Provided data:
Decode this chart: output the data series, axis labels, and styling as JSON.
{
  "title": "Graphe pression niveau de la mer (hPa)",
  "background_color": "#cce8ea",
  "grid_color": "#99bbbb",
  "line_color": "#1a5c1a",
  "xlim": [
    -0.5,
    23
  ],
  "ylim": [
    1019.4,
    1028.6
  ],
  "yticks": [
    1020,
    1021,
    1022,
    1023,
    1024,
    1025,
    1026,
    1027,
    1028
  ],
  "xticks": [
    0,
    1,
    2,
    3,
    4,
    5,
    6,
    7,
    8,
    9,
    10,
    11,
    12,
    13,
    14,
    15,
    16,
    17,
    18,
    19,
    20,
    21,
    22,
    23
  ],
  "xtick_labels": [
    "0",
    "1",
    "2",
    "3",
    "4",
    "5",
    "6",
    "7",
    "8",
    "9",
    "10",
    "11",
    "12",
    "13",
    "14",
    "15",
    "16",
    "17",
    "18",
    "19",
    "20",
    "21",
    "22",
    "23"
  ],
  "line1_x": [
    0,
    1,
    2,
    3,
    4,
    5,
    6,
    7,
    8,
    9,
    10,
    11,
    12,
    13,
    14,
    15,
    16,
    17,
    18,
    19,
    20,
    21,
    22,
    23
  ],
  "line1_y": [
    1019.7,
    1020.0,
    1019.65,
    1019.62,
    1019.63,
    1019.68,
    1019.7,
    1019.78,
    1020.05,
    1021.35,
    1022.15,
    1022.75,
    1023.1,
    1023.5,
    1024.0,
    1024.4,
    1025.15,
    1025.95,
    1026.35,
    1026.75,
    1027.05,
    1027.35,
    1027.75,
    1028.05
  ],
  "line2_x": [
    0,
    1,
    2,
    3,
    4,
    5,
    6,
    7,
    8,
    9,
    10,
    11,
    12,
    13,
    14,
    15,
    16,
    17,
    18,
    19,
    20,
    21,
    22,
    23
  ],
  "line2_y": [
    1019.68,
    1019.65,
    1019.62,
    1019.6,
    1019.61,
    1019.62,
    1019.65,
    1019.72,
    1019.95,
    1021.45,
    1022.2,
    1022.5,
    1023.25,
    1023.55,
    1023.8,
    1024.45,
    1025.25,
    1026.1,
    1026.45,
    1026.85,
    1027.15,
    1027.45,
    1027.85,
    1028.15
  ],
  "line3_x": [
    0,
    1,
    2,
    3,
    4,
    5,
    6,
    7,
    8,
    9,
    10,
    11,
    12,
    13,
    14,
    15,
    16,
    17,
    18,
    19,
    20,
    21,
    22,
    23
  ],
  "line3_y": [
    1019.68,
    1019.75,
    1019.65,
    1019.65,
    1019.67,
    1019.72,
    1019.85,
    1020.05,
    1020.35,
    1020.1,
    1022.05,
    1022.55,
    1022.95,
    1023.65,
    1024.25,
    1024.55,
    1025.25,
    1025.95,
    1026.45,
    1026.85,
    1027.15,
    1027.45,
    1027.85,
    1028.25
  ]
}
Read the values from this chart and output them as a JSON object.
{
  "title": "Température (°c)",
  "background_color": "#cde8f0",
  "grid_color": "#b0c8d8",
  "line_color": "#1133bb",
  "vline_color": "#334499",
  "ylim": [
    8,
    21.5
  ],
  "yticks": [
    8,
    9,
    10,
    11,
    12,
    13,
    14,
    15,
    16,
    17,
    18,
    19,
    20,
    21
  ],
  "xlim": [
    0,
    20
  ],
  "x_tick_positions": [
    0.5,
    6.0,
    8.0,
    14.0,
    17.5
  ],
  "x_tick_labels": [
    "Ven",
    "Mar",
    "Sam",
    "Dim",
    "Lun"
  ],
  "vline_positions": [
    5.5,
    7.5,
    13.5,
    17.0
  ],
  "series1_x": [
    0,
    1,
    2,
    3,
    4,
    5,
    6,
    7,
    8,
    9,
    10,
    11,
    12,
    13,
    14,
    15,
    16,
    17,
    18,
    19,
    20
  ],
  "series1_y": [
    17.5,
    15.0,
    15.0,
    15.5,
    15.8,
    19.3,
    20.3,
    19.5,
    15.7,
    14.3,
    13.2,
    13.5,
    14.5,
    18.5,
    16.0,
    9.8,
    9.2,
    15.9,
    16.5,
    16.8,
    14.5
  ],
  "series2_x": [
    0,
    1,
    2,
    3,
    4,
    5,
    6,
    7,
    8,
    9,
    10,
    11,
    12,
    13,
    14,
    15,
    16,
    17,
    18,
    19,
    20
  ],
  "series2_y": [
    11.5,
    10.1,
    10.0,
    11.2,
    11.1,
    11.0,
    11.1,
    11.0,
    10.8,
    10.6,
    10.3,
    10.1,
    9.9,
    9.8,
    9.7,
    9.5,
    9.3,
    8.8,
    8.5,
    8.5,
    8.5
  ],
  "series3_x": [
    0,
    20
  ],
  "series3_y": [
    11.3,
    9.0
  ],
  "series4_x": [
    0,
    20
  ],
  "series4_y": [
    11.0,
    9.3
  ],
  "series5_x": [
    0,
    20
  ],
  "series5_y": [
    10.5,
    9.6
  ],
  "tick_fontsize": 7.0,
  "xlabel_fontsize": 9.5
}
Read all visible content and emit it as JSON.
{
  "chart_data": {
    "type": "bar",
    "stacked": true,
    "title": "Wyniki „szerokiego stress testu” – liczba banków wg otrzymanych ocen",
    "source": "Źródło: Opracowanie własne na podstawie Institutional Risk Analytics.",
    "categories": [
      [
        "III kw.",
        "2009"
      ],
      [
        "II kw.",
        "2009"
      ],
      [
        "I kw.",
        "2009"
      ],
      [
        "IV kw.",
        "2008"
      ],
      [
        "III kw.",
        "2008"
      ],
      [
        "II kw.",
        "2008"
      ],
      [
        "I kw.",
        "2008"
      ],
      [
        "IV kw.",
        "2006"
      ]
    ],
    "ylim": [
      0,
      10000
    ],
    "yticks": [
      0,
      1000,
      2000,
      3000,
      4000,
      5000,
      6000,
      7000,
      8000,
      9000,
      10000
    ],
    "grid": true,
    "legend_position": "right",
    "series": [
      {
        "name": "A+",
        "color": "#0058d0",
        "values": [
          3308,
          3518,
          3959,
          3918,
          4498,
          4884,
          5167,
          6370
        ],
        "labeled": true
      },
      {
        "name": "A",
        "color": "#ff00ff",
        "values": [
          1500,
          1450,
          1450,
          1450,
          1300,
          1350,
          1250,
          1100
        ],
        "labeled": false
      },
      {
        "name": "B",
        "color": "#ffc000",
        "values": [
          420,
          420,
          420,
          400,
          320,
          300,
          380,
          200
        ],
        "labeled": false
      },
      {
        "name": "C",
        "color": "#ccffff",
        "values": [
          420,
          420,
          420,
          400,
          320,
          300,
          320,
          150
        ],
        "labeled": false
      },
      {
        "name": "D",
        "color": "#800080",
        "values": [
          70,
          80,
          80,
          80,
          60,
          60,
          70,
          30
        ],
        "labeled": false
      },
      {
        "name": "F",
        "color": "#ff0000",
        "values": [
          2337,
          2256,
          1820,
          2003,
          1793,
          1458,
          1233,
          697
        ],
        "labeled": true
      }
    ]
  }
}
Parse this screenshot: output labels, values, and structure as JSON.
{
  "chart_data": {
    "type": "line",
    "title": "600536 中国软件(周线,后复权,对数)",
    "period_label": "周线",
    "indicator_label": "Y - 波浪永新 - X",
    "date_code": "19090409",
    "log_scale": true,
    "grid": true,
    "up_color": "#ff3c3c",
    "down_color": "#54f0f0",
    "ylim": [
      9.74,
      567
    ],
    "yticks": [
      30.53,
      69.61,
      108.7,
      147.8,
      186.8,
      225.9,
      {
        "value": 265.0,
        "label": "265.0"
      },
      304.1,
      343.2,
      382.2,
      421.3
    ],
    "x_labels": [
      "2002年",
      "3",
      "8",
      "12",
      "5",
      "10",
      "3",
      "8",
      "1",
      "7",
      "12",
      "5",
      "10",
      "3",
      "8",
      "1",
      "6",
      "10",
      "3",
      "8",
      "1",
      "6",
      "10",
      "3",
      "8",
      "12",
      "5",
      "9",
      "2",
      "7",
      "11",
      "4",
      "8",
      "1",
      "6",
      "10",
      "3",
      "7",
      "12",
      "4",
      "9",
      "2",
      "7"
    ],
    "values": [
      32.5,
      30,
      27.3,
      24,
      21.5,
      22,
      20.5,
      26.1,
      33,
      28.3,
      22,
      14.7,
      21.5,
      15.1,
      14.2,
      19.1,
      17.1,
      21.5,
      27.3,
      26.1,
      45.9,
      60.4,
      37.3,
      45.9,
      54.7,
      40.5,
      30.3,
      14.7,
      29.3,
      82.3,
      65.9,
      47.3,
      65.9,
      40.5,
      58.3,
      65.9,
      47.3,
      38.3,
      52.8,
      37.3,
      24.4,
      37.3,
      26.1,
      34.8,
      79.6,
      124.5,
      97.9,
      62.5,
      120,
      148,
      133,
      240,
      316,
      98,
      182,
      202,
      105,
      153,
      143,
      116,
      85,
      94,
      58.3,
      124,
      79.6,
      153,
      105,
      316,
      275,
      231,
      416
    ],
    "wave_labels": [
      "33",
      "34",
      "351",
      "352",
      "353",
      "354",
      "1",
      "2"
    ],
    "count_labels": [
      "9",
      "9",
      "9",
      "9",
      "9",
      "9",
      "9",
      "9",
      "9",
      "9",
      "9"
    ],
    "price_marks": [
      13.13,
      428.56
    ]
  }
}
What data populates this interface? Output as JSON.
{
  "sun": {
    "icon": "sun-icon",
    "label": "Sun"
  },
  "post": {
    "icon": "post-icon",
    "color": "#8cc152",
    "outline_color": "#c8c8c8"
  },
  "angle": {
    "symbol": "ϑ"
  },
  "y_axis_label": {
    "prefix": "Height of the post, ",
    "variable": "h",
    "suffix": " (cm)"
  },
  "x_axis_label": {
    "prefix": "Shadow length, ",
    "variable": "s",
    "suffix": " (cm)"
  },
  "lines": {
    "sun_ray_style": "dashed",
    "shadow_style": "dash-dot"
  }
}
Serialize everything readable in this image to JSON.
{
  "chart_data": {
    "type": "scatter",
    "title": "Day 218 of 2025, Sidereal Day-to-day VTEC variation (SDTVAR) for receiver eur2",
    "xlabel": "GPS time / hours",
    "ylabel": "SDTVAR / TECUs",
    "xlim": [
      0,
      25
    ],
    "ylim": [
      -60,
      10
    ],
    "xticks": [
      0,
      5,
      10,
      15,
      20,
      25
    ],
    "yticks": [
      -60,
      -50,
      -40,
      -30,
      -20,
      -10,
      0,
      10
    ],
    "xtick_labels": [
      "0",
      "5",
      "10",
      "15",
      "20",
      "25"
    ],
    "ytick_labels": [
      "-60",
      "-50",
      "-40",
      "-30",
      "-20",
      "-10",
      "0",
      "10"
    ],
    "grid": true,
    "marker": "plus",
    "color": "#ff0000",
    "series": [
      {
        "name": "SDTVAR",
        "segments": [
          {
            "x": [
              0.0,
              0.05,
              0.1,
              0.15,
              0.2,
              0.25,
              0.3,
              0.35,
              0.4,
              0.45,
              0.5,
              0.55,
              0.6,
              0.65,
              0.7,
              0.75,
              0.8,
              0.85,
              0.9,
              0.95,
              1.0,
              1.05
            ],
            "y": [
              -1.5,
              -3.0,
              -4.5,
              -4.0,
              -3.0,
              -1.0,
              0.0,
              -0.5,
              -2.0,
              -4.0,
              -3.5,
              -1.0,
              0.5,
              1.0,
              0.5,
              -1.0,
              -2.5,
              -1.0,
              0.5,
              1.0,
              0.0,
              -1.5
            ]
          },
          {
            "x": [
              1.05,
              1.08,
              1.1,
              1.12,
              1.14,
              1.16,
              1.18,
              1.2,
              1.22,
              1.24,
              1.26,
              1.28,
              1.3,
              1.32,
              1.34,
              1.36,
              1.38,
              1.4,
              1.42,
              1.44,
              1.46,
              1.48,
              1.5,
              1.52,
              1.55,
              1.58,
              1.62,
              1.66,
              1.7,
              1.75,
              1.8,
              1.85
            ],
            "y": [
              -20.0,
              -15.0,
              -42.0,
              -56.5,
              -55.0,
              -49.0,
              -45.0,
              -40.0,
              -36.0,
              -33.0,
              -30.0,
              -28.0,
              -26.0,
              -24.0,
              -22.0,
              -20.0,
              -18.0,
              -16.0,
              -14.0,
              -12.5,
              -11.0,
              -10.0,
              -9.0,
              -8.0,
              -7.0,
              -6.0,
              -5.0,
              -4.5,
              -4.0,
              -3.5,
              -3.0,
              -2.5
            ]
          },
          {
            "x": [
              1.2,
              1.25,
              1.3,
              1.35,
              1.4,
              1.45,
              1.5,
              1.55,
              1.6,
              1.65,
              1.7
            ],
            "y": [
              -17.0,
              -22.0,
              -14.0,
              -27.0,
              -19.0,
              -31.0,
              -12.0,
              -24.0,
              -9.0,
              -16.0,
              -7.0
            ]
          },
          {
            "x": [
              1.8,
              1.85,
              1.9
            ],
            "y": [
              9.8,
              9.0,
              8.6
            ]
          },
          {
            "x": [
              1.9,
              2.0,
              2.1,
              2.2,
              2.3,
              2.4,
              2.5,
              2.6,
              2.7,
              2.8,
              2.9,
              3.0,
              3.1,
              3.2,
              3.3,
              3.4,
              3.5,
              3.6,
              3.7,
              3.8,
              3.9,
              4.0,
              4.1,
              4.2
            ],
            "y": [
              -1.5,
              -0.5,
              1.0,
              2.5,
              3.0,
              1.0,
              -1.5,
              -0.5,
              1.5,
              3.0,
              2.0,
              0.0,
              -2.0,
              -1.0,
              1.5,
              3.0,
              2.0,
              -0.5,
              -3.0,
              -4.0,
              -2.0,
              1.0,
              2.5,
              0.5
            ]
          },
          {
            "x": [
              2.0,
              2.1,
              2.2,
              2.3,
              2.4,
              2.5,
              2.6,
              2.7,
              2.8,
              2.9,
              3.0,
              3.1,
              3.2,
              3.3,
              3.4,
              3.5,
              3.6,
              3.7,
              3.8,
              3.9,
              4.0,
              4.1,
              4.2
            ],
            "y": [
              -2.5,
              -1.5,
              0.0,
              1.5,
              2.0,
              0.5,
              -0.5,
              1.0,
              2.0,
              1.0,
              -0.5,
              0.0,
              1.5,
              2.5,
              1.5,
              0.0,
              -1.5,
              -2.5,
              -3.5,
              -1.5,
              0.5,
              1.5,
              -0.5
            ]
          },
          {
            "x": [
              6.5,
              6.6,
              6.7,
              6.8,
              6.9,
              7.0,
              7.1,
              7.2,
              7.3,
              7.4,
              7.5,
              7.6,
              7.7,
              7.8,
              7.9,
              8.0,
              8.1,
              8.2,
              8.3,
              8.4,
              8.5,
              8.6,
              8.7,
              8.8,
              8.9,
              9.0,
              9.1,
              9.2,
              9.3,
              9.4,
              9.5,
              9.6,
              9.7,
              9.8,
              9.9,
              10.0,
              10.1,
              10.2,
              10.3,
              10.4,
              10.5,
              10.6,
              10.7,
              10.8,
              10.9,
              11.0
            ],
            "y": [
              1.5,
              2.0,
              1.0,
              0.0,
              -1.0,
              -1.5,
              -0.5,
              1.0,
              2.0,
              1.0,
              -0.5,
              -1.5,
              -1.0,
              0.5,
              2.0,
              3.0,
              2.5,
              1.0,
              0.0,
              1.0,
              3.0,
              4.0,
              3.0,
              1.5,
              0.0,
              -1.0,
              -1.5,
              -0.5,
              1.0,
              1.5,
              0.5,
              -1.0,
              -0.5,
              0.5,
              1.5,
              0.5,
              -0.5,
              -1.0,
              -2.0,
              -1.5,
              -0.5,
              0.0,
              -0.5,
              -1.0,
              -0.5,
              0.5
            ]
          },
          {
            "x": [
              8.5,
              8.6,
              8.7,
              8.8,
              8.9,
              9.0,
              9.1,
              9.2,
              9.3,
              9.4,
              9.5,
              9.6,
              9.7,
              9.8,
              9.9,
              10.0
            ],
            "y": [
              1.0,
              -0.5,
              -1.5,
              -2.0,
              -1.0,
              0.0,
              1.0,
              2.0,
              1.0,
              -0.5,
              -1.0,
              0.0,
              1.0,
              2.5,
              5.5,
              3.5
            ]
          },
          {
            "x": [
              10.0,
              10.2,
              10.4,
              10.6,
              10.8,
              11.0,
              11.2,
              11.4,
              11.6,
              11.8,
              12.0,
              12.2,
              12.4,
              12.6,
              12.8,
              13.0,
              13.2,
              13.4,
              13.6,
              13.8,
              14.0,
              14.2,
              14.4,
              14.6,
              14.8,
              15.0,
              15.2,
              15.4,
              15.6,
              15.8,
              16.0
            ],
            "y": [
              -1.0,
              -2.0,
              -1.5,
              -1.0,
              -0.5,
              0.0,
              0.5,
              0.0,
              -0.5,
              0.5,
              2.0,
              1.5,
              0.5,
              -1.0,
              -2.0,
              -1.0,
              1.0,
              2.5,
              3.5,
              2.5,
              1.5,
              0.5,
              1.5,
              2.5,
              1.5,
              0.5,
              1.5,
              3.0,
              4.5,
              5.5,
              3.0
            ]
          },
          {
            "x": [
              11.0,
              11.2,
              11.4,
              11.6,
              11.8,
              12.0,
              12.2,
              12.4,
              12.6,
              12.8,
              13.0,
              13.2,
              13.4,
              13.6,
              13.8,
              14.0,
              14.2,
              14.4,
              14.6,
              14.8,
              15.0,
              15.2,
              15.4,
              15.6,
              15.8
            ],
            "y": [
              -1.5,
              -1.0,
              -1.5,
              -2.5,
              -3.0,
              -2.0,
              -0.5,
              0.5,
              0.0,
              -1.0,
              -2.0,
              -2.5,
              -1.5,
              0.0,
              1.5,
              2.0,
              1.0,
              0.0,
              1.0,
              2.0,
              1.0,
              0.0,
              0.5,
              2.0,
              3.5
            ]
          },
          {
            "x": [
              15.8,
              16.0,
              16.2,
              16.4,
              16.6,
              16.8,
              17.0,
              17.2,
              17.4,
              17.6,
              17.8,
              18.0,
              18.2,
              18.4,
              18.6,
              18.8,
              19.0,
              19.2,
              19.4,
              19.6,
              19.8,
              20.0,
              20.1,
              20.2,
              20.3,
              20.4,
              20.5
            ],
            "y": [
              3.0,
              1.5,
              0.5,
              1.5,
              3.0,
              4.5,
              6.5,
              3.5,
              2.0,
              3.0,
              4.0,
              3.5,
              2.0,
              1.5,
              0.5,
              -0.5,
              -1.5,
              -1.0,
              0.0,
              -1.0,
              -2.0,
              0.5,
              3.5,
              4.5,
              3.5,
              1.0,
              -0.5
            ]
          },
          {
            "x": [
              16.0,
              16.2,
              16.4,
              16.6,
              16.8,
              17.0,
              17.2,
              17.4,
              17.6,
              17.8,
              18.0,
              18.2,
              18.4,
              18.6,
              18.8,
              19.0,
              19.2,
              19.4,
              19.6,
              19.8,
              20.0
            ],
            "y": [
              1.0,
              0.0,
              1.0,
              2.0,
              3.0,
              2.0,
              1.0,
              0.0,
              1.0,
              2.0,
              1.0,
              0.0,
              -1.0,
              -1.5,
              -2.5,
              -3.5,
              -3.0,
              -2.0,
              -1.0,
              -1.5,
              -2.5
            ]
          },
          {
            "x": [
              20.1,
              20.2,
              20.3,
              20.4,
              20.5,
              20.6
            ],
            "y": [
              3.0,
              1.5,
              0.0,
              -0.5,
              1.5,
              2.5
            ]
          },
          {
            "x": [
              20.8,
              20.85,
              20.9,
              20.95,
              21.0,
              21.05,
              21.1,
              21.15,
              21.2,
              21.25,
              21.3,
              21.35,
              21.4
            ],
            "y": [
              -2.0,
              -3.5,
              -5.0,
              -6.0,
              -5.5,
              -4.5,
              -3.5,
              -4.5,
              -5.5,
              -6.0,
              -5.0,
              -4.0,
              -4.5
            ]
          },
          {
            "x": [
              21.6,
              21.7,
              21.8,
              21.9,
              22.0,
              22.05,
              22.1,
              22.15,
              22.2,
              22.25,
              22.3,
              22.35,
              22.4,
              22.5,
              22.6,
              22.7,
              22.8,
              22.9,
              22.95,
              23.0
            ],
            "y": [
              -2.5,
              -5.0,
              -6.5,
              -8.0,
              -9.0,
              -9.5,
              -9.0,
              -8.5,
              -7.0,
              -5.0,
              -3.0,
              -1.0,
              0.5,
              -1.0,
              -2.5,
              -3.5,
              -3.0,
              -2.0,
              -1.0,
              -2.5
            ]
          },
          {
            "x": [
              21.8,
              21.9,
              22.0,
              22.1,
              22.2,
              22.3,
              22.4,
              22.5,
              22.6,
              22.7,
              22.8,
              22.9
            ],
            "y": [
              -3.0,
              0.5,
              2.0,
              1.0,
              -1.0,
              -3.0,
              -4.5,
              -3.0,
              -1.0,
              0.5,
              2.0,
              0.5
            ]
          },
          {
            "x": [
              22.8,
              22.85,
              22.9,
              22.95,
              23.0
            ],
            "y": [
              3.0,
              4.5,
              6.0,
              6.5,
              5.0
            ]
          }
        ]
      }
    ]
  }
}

Exercise objective:
Every line in the data above that contains "prefix" needs to be copied.

Exercise output:
    "prefix": "Height of the post, ",
    "prefix": "Shadow length, ",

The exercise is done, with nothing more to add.